Problem to solve = Reproduce the material in full, exactly as written.

Records to process =
######

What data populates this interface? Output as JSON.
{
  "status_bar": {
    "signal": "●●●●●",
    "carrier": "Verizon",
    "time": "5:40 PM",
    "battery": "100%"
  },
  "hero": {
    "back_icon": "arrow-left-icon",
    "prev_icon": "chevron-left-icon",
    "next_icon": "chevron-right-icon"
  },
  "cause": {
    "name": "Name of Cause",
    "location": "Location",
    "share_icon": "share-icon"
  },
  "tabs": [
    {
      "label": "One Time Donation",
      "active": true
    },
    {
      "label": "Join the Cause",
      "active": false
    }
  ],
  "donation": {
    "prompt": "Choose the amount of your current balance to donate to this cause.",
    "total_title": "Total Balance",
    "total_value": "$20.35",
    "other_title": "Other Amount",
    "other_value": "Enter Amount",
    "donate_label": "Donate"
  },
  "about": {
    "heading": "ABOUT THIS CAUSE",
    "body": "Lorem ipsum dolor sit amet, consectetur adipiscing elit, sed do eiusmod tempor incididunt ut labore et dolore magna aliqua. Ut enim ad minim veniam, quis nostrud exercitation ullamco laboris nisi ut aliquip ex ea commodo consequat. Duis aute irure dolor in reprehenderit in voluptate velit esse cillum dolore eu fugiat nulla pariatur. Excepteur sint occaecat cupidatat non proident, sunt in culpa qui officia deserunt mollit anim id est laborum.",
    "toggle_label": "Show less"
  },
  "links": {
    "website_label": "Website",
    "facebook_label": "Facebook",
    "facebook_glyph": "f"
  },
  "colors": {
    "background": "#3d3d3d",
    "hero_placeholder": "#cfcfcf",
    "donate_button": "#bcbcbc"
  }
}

######

Full solution =
What data populates this interface? Output as JSON.
{
  "status_bar": {
    "signal": "●●●●●",
    "carrier": "Verizon",
    "time": "5:40 PM",
    "battery": "100%"
  },
  "hero": {
    "back_icon": "arrow-left-icon",
    "prev_icon": "chevron-left-icon",
    "next_icon": "chevron-right-icon"
  },
  "cause": {
    "name": "Name of Cause",
    "location": "Location",
    "share_icon": "share-icon"
  },
  "tabs": [
    {
      "label": "One Time Donation",
      "active": true
    },
    {
      "label": "Join the Cause",
      "active": false
    }
  ],
  "donation": {
    "prompt": "Choose the amount of your current balance to donate to this cause.",
    "total_title": "Total Balance",
    "total_value": "$20.35",
    "other_title": "Other Amount",
    "other_value": "Enter Amount",
    "donate_label": "Donate"
  },
  "about": {
    "heading": "ABOUT THIS CAUSE",
    "body": "Lorem ipsum dolor sit amet, consectetur adipiscing elit, sed do eiusmod tempor incididunt ut labore et dolore magna aliqua. Ut enim ad minim veniam, quis nostrud exercitation ullamco laboris nisi ut aliquip ex ea commodo consequat. Duis aute irure dolor in reprehenderit in voluptate velit esse cillum dolore eu fugiat nulla pariatur. Excepteur sint occaecat cupidatat non proident, sunt in culpa qui officia deserunt mollit anim id est laborum.",
    "toggle_label": "Show less"
  },
  "links": {
    "website_label": "Website",
    "facebook_label": "Facebook",
    "facebook_glyph": "f"
  },
  "colors": {
    "background": "#3d3d3d",
    "hero_placeholder": "#cfcfcf",
    "donate_button": "#bcbcbc"
  }
}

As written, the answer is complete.